__PROBLEM DESCRIPTION__:
Only a number is wanted: how many lines in these records contain the word "enveloppes"?

═══ DATA TO USE

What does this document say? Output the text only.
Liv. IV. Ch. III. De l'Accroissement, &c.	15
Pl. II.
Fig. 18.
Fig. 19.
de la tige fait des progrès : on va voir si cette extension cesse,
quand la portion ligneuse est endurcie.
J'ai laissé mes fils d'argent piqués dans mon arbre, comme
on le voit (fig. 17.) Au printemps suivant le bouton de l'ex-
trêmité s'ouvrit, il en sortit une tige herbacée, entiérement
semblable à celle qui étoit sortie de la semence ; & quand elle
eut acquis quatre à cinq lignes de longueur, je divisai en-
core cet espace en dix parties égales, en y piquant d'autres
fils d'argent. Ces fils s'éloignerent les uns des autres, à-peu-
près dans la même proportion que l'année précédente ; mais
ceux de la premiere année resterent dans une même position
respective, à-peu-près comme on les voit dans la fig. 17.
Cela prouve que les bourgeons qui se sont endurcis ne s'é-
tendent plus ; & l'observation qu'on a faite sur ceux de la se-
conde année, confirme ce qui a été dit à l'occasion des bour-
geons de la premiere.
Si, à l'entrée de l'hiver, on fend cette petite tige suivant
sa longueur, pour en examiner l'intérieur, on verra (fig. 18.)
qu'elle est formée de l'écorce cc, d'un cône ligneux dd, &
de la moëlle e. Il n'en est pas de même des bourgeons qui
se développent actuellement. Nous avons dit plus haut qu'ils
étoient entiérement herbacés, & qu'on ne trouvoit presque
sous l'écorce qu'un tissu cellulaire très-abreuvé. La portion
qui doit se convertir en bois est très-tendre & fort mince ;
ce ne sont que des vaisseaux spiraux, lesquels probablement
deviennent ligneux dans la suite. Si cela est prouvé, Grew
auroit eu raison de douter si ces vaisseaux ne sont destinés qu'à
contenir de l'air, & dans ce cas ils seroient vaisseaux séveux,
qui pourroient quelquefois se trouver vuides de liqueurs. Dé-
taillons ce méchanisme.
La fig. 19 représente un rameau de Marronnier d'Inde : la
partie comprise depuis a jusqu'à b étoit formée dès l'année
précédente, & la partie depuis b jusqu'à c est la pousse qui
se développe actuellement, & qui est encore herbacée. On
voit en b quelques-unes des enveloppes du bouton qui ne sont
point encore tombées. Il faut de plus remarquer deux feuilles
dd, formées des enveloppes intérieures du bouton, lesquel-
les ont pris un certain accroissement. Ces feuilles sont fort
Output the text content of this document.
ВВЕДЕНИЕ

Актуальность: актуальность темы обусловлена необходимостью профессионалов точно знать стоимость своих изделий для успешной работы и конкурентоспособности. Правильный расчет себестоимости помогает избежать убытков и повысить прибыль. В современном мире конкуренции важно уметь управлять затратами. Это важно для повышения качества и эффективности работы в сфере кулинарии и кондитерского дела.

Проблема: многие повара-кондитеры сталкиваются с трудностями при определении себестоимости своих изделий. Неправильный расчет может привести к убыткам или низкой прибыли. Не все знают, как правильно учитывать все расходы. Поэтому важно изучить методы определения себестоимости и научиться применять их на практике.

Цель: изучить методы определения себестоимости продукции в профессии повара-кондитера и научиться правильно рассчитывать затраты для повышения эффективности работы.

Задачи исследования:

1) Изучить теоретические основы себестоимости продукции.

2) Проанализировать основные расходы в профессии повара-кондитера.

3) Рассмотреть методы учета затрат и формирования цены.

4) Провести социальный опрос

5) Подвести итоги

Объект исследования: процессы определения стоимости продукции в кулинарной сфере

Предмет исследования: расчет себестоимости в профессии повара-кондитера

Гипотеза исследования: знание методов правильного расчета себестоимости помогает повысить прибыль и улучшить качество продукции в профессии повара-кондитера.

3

══════

__THE COMPLETED TASK__:
2